PROBLEM DETAILS.
Resume the passage on the National Park Service's Handbook series and the Clara Barton site, continuing from its final sentence.

SUPPLIED PASSAGE.
· · ·

It’s National Parks Week, which made me think about the National Park Service’s long-running Handbook series. Although I enjoy any and all national parks, I tend to seek out those with archaeological or historical connections. Research reveals that the Park Service began publishing its Historical Handbook series in 1949. Although the original handbooks in the series are out of print (you can find a list and cover images here), the series continues today.

A favorite of mine is the Clara Barton Historical Site and its accompanying Handbook. For one thing, the site is in Glen Echo, Maryland, which for residents of the Washington, DC area means Glen Echo Park, another favorite Park Service place. For years it was an amusement park, and remnants of those days remain, as does a carousel and a ballroom for dancing.  It’s worth a visit all by itself.

· · ·

DATA EXTRACTS.
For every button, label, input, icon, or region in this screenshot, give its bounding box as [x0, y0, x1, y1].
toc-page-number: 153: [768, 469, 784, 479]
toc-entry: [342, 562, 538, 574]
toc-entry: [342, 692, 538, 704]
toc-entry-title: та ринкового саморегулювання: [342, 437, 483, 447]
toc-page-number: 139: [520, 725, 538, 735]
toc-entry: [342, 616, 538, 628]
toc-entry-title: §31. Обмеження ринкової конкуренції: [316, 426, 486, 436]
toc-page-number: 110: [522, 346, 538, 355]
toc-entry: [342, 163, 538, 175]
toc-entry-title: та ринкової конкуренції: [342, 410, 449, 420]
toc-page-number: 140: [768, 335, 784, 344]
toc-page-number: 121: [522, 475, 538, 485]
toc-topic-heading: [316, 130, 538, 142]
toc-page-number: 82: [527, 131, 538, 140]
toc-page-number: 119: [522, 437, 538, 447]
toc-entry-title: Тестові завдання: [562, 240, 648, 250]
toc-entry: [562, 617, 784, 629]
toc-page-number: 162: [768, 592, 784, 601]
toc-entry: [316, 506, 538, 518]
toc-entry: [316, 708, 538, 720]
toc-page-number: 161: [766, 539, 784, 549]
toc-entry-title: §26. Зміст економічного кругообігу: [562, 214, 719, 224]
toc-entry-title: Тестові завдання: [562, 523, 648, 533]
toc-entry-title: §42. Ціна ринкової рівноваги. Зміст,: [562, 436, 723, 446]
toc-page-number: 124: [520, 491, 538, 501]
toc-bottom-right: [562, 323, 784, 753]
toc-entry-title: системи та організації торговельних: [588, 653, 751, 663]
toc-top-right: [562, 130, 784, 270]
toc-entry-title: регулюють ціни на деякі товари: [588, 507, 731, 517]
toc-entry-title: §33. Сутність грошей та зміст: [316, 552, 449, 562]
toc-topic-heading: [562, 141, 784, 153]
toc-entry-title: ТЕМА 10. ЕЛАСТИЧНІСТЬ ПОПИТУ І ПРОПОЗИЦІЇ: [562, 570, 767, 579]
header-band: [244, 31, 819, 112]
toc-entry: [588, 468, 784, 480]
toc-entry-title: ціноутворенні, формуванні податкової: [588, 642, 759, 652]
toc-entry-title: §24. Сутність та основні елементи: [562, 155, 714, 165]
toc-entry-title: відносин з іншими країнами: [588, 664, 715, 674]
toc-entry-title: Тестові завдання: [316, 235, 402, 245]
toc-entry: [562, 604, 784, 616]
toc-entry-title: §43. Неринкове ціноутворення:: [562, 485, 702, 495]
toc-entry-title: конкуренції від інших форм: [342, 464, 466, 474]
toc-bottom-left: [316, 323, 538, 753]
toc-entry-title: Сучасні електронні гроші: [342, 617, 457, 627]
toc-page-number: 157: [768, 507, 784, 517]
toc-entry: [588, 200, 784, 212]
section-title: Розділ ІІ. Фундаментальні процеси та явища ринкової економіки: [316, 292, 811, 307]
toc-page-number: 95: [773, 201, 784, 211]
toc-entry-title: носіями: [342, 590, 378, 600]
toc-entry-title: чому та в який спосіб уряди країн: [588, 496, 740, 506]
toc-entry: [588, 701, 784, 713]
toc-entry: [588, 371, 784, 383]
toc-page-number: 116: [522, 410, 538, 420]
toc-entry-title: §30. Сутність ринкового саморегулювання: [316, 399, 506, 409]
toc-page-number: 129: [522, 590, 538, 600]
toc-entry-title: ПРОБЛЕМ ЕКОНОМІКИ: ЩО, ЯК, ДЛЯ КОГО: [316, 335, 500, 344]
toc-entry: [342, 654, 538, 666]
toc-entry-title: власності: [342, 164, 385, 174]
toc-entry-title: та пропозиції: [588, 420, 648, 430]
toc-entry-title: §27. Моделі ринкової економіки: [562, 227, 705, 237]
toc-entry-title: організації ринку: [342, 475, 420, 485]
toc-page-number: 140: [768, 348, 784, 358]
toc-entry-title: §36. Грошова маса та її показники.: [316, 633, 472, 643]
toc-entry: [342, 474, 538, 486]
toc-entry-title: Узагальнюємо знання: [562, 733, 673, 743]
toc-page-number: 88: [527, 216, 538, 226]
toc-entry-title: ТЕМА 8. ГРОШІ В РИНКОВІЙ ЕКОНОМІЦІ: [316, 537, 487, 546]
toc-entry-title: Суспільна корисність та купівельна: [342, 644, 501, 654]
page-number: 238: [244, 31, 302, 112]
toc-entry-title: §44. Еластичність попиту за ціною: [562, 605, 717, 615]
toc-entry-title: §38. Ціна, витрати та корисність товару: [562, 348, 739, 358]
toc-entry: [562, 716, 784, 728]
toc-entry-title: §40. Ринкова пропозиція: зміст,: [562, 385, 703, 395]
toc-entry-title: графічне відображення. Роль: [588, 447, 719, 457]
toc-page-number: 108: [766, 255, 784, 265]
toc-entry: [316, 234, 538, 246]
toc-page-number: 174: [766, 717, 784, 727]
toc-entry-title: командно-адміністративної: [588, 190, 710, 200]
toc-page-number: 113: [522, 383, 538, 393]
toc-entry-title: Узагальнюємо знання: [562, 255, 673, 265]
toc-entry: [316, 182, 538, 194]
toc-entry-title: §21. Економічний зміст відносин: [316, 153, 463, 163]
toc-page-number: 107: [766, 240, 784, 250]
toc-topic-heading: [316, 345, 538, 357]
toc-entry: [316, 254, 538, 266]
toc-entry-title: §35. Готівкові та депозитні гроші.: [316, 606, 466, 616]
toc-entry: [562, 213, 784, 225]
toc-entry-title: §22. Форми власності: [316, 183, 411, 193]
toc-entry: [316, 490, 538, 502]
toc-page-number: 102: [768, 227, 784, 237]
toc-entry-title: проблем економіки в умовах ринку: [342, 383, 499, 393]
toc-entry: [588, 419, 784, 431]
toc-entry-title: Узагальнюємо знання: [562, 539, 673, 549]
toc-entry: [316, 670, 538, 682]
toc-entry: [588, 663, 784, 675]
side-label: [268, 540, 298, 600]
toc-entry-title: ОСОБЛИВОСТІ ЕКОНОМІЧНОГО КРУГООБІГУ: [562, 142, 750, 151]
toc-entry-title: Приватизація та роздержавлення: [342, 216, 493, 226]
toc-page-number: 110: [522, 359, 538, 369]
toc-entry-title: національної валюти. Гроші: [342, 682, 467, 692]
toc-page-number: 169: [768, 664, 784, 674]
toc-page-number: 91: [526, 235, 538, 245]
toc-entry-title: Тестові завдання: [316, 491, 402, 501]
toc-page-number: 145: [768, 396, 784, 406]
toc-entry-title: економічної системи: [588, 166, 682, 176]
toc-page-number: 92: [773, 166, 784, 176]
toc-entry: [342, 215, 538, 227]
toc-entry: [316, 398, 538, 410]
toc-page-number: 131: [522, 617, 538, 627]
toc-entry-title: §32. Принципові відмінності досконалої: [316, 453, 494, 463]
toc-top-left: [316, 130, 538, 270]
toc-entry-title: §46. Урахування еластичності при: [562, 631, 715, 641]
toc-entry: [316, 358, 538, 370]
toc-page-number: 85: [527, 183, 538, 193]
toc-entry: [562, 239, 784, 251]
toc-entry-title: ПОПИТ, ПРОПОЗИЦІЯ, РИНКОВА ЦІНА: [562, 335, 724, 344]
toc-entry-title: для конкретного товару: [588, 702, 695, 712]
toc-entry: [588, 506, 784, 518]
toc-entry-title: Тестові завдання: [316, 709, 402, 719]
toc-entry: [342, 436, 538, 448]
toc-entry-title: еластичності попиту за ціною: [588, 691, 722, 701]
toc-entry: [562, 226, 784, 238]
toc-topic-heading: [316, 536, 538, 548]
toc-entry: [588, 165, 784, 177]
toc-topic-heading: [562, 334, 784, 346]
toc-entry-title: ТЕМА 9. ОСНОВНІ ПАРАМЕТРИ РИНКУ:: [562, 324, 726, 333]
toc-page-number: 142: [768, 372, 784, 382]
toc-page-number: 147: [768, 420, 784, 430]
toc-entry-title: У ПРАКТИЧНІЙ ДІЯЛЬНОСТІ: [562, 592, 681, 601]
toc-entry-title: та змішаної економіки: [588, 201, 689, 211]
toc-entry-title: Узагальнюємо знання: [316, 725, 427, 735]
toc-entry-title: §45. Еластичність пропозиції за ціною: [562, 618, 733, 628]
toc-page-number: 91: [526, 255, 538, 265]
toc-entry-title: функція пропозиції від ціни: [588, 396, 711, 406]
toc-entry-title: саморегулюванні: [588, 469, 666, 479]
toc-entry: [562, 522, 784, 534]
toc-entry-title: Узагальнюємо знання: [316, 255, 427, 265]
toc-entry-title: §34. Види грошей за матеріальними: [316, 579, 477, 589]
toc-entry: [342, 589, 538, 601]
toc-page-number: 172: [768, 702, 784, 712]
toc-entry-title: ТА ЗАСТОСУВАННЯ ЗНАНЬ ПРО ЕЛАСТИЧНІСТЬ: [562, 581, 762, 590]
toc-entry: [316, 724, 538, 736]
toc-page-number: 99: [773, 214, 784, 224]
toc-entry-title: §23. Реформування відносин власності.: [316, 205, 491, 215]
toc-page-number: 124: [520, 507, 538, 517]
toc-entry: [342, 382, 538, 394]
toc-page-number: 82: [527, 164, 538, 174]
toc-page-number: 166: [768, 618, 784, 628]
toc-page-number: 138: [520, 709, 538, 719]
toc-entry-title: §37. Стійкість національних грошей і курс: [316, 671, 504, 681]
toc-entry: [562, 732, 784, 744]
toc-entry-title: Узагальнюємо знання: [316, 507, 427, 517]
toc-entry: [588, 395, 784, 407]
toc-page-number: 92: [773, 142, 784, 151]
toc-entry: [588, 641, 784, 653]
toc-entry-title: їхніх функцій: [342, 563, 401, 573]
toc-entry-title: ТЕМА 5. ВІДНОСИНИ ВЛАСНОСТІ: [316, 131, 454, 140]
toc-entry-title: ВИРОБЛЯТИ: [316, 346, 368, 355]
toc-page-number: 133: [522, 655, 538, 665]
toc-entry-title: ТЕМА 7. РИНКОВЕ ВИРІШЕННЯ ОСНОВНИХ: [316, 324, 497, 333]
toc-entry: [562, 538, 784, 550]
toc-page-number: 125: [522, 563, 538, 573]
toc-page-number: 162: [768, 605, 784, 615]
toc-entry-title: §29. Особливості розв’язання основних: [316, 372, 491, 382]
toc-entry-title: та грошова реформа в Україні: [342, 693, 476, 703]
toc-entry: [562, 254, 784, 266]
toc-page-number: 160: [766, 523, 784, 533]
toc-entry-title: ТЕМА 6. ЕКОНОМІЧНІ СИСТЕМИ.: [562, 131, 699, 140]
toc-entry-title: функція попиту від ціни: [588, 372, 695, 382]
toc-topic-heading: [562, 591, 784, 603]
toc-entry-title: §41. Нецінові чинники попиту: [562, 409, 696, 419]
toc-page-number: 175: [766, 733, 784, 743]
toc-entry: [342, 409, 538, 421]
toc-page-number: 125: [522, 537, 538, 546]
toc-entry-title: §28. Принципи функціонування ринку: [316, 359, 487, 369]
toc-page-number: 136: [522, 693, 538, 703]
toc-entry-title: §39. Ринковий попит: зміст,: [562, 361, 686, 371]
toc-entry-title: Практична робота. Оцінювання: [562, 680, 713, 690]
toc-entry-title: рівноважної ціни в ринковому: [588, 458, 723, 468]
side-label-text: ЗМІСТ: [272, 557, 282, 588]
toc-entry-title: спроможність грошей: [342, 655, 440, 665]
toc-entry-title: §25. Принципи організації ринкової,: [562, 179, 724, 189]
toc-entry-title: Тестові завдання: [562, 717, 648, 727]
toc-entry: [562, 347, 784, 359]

· · ·

EXPECTED ANSWER.
The Barton house presents quite a contrast. Originally built from timber scavenged from the Johnstown flood for use as a storage depot for Red Cross supplies, in 1897 it became both the headquarters of the American Red Cross and the home of its founder, Clara Barton. (Visiting the site on a hot summer day always makes me wonder what life was like in this rather humid area before air conditioning). The size of this 38-room house, the rooms themselves, and the dark pine paneling all conjure up life in a unique turn-of-the century home/office/volunteer center dedicated to helping victims of disaster at home and abroad.

The Clara Barton Handbook presents the story of the house, the person, and the organization concisely and lucidly. Like all of the Park Service handbooks, it’s also a quality product in design. If you’re planning a visit, or just want to learn more about this remarkable place, I’d recommend it.

You can find a list of Handbooks, including quite a few that cover historical parks, here.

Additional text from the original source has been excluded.